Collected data
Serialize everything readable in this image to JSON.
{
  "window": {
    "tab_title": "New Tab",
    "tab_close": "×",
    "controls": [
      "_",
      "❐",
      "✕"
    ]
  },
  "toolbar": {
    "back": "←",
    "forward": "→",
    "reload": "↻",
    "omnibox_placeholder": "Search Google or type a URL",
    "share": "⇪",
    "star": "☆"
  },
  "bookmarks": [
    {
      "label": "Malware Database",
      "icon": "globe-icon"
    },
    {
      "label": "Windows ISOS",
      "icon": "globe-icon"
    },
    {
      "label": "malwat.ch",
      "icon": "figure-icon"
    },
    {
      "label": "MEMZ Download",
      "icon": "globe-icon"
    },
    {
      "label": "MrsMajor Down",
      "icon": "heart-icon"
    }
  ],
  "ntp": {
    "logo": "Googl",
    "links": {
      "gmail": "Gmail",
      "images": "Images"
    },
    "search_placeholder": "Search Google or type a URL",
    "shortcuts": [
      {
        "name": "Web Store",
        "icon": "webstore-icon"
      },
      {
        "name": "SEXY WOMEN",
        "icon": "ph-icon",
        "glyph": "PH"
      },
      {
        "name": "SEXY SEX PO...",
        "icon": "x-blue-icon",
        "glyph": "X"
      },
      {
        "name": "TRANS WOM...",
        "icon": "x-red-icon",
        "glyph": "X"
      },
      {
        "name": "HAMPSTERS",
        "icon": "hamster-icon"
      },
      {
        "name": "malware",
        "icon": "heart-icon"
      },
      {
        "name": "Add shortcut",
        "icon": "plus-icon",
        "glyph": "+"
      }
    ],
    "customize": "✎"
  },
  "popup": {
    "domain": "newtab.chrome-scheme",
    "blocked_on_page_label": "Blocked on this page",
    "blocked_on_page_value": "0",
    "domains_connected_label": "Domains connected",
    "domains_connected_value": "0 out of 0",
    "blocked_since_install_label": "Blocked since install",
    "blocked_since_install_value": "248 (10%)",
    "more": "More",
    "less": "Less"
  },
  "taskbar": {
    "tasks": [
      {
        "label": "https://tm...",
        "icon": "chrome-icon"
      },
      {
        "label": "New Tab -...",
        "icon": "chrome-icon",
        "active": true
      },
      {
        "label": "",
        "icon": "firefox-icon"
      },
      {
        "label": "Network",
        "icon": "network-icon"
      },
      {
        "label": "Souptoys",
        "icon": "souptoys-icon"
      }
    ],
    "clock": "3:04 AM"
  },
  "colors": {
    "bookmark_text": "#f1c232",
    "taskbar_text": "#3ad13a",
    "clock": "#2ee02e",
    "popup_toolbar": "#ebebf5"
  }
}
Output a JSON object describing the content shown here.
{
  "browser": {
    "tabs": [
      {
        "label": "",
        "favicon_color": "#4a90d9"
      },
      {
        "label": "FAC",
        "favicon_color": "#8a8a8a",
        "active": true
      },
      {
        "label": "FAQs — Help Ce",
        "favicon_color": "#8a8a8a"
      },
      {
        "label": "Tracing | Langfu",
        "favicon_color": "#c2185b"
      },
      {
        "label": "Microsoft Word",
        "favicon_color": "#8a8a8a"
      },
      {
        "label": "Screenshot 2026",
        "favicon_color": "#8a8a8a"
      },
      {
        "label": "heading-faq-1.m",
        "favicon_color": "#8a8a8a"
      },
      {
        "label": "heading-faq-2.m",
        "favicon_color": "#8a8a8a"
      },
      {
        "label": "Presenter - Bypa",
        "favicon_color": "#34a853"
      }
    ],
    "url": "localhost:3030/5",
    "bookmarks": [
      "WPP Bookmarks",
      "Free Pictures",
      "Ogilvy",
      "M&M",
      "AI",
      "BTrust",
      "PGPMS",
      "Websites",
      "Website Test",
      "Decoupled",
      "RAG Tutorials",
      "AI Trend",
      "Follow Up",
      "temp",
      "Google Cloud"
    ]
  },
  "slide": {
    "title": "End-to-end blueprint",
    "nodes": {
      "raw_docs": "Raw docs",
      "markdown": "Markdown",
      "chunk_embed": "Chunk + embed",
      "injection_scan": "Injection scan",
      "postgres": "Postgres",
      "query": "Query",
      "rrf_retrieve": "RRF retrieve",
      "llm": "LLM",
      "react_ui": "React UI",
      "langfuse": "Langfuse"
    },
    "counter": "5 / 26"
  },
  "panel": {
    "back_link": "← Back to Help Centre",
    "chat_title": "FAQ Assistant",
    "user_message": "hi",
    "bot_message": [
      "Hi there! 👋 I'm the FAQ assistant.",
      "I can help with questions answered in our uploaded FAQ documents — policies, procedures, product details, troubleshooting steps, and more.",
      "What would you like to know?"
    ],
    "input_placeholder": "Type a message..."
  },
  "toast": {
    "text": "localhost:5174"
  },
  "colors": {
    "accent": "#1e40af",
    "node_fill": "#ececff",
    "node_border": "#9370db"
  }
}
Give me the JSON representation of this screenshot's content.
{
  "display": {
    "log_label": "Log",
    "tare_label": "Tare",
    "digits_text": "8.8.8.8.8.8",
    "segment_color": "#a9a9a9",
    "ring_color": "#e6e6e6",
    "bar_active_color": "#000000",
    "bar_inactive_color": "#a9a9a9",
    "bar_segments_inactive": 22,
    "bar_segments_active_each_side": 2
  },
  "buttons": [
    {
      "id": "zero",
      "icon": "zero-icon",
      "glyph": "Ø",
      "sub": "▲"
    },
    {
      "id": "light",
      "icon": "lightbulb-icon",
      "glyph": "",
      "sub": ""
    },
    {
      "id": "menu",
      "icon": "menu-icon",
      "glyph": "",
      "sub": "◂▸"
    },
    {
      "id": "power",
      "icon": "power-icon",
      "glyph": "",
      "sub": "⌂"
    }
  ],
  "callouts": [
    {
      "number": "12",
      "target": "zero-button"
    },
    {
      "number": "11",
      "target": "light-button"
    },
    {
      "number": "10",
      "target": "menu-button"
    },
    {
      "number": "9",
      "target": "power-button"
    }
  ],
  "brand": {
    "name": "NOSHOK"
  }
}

▶ [SET PROBLEM]
Extract all of the data shown above and repeat it verbatim.

▶ [RESULT FOR THIS EXERCISE]
Serialize everything readable in this image to JSON.
{
  "window": {
    "tab_title": "New Tab",
    "tab_close": "×",
    "controls": [
      "_",
      "❐",
      "✕"
    ]
  },
  "toolbar": {
    "back": "←",
    "forward": "→",
    "reload": "↻",
    "omnibox_placeholder": "Search Google or type a URL",
    "share": "⇪",
    "star": "☆"
  },
  "bookmarks": [
    {
      "label": "Malware Database",
      "icon": "globe-icon"
    },
    {
      "label": "Windows ISOS",
      "icon": "globe-icon"
    },
    {
      "label": "malwat.ch",
      "icon": "figure-icon"
    },
    {
      "label": "MEMZ Download",
      "icon": "globe-icon"
    },
    {
      "label": "MrsMajor Down",
      "icon": "heart-icon"
    }
  ],
  "ntp": {
    "logo": "Googl",
    "links": {
      "gmail": "Gmail",
      "images": "Images"
    },
    "search_placeholder": "Search Google or type a URL",
    "shortcuts": [
      {
        "name": "Web Store",
        "icon": "webstore-icon"
      },
      {
        "name": "SEXY WOMEN",
        "icon": "ph-icon",
        "glyph": "PH"
      },
      {
        "name": "SEXY SEX PO...",
        "icon": "x-blue-icon",
        "glyph": "X"
      },
      {
        "name": "TRANS WOM...",
        "icon": "x-red-icon",
        "glyph": "X"
      },
      {
        "name": "HAMPSTERS",
        "icon": "hamster-icon"
      },
      {
        "name": "malware",
        "icon": "heart-icon"
      },
      {
        "name": "Add shortcut",
        "icon": "plus-icon",
        "glyph": "+"
      }
    ],
    "customize": "✎"
  },
  "popup": {
    "domain": "newtab.chrome-scheme",
    "blocked_on_page_label": "Blocked on this page",
    "blocked_on_page_value": "0",
    "domains_connected_label": "Domains connected",
    "domains_connected_value": "0 out of 0",
    "blocked_since_install_label": "Blocked since install",
    "blocked_since_install_value": "248 (10%)",
    "more": "More",
    "less": "Less"
  },
  "taskbar": {
    "tasks": [
      {
        "label": "https://tm...",
        "icon": "chrome-icon"
      },
      {
        "label": "New Tab -...",
        "icon": "chrome-icon",
        "active": true
      },
      {
        "label": "",
        "icon": "firefox-icon"
      },
      {
        "label": "Network",
        "icon": "network-icon"
      },
      {
        "label": "Souptoys",
        "icon": "souptoys-icon"
      }
    ],
    "clock": "3:04 AM"
  },
  "colors": {
    "bookmark_text": "#f1c232",
    "taskbar_text": "#3ad13a",
    "clock": "#2ee02e",
    "popup_toolbar": "#ebebf5"
  }
}
Output a JSON object describing the content shown here.
{
  "browser": {
    "tabs": [
      {
        "label": "",
        "favicon_color": "#4a90d9"
      },
      {
        "label": "FAC",
        "favicon_color": "#8a8a8a",
        "active": true
      },
      {
        "label": "FAQs — Help Ce",
        "favicon_color": "#8a8a8a"
      },
      {
        "label": "Tracing | Langfu",
        "favicon_color": "#c2185b"
      },
      {
        "label": "Microsoft Word",
        "favicon_color": "#8a8a8a"
      },
      {
        "label": "Screenshot 2026",
        "favicon_color": "#8a8a8a"
      },
      {
        "label": "heading-faq-1.m",
        "favicon_color": "#8a8a8a"
      },
      {
        "label": "heading-faq-2.m",
        "favicon_color": "#8a8a8a"
      },
      {
        "label": "Presenter - Bypa",
        "favicon_color": "#34a853"
      }
    ],
    "url": "localhost:3030/5",
    "bookmarks": [
      "WPP Bookmarks",
      "Free Pictures",
      "Ogilvy",
      "M&M",
      "AI",
      "BTrust",
      "PGPMS",
      "Websites",
      "Website Test",
      "Decoupled",
      "RAG Tutorials",
      "AI Trend",
      "Follow Up",
      "temp",
      "Google Cloud"
    ]
  },
  "slide": {
    "title": "End-to-end blueprint",
    "nodes": {
      "raw_docs": "Raw docs",
      "markdown": "Markdown",
      "chunk_embed": "Chunk + embed",
      "injection_scan": "Injection scan",
      "postgres": "Postgres",
      "query": "Query",
      "rrf_retrieve": "RRF retrieve",
      "llm": "LLM",
      "react_ui": "React UI",
      "langfuse": "Langfuse"
    },
    "counter": "5 / 26"
  },
  "panel": {
    "back_link": "← Back to Help Centre",
    "chat_title": "FAQ Assistant",
    "user_message": "hi",
    "bot_message": [
      "Hi there! 👋 I'm the FAQ assistant.",
      "I can help with questions answered in our uploaded FAQ documents — policies, procedures, product details, troubleshooting steps, and more.",
      "What would you like to know?"
    ],
    "input_placeholder": "Type a message..."
  },
  "toast": {
    "text": "localhost:5174"
  },
  "colors": {
    "accent": "#1e40af",
    "node_fill": "#ececff",
    "node_border": "#9370db"
  }
}
Give me the JSON representation of this screenshot's content.
{
  "display": {
    "log_label": "Log",
    "tare_label": "Tare",
    "digits_text": "8.8.8.8.8.8",
    "segment_color": "#a9a9a9",
    "ring_color": "#e6e6e6",
    "bar_active_color": "#000000",
    "bar_inactive_color": "#a9a9a9",
    "bar_segments_inactive": 22,
    "bar_segments_active_each_side": 2
  },
  "buttons": [
    {
      "id": "zero",
      "icon": "zero-icon",
      "glyph": "Ø",
      "sub": "▲"
    },
    {
      "id": "light",
      "icon": "lightbulb-icon",
      "glyph": "",
      "sub": ""
    },
    {
      "id": "menu",
      "icon": "menu-icon",
      "glyph": "",
      "sub": "◂▸"
    },
    {
      "id": "power",
      "icon": "power-icon",
      "glyph": "",
      "sub": "⌂"
    }
  ],
  "callouts": [
    {
      "number": "12",
      "target": "zero-button"
    },
    {
      "number": "11",
      "target": "light-button"
    },
    {
      "number": "10",
      "target": "menu-button"
    },
    {
      "number": "9",
      "target": "power-button"
    }
  ],
  "brand": {
    "name": "NOSHOK"
  }
}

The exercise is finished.